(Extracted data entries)
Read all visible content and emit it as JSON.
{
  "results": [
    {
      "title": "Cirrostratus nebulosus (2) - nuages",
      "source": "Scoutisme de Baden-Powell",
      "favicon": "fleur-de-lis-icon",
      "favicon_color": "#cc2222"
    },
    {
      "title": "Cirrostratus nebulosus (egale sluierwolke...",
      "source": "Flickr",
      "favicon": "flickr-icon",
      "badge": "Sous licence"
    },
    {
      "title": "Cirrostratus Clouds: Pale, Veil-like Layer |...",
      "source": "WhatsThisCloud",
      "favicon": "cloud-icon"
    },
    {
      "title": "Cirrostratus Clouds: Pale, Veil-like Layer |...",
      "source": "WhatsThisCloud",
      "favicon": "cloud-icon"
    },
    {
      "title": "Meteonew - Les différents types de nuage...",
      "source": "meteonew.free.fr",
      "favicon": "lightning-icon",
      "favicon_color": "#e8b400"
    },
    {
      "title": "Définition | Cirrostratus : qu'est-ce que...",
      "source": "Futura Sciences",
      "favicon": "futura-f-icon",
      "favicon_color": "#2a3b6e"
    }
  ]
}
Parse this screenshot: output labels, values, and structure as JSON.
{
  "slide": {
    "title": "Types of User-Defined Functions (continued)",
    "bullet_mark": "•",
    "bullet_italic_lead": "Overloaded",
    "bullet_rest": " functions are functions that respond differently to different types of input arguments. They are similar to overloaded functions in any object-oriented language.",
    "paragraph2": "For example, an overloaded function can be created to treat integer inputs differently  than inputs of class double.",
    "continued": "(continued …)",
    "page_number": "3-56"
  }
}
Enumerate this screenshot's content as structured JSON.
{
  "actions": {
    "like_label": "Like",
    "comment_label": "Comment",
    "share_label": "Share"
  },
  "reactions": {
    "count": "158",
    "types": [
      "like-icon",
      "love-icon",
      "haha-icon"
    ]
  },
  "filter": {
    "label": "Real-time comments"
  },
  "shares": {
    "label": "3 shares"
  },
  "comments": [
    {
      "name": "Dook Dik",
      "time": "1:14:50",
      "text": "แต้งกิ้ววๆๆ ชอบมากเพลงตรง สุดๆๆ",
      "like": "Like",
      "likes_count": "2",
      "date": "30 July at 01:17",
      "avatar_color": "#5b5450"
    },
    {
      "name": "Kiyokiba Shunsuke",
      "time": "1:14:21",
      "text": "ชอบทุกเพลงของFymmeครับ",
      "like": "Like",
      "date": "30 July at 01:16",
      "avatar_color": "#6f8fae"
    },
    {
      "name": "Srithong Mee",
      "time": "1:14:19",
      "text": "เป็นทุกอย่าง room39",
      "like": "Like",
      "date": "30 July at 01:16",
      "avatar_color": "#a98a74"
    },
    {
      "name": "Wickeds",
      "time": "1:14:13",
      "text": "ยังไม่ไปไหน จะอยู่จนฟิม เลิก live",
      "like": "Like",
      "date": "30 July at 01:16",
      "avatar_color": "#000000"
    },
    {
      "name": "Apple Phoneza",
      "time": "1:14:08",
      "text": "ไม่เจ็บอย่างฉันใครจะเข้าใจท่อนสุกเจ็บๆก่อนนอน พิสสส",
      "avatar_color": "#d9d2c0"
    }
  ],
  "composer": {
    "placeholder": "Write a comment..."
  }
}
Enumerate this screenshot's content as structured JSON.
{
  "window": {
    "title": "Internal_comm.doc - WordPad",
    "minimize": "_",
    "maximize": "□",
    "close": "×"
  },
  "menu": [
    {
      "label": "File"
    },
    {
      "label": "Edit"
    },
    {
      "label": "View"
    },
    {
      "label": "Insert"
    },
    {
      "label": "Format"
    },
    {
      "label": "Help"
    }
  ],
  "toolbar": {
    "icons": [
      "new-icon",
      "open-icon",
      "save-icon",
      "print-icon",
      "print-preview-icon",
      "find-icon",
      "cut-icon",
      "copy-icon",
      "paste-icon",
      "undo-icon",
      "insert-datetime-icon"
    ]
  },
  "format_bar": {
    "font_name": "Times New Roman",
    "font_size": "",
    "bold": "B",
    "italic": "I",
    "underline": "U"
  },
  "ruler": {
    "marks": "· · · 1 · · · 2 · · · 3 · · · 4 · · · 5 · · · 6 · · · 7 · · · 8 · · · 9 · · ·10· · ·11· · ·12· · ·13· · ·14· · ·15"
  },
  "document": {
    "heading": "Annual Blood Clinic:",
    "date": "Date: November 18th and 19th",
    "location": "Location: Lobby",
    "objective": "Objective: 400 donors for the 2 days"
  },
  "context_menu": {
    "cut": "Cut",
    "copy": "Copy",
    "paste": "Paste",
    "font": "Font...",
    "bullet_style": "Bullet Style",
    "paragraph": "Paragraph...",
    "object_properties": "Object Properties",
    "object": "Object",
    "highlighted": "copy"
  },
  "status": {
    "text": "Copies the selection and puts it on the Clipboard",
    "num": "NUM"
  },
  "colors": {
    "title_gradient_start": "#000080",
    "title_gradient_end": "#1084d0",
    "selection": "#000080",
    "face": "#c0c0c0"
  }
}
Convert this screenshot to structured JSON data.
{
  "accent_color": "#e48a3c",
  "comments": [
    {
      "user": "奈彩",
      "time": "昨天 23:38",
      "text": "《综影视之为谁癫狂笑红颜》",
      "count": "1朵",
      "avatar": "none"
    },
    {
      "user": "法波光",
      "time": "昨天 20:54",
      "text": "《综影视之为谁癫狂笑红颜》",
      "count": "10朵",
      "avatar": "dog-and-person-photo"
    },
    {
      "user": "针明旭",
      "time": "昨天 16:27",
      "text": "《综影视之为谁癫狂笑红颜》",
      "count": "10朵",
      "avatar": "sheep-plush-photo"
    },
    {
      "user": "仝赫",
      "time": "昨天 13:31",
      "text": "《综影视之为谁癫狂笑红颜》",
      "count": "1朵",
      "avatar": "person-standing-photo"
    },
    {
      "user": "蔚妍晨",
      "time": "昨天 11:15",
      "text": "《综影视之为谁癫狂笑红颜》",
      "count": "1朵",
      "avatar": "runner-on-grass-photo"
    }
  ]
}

▸ What is being asked: Could you quote, exactly as they appear, the line containing "Convert this screenshot" and every line after it to the end of the records above?

▸ Exercise output:
Convert this screenshot to structured JSON data.
{
  "accent_color": "#e48a3c",
  "comments": [
    {
      "user": "奈彩",
      "time": "昨天 23:38",
      "text": "《综影视之为谁癫狂笑红颜》",
      "count": "1朵",
      "avatar": "none"
    },
    {
      "user": "法波光",
      "time": "昨天 20:54",
      "text": "《综影视之为谁癫狂笑红颜》",
      "count": "10朵",
      "avatar": "dog-and-person-photo"
    },
    {
      "user": "针明旭",
      "time": "昨天 16:27",
      "text": "《综影视之为谁癫狂笑红颜》",
      "count": "10朵",
      "avatar": "sheep-plush-photo"
    },
    {
      "user": "仝赫",
      "time": "昨天 13:31",
      "text": "《综影视之为谁癫狂笑红颜》",
      "count": "1朵",
      "avatar": "person-standing-photo"
    },
    {
      "user": "蔚妍晨",
      "time": "昨天 11:15",
      "text": "《综影视之为谁癫狂笑红颜》",
      "count": "1朵",
      "avatar": "runner-on-grass-photo"
    }
  ]
}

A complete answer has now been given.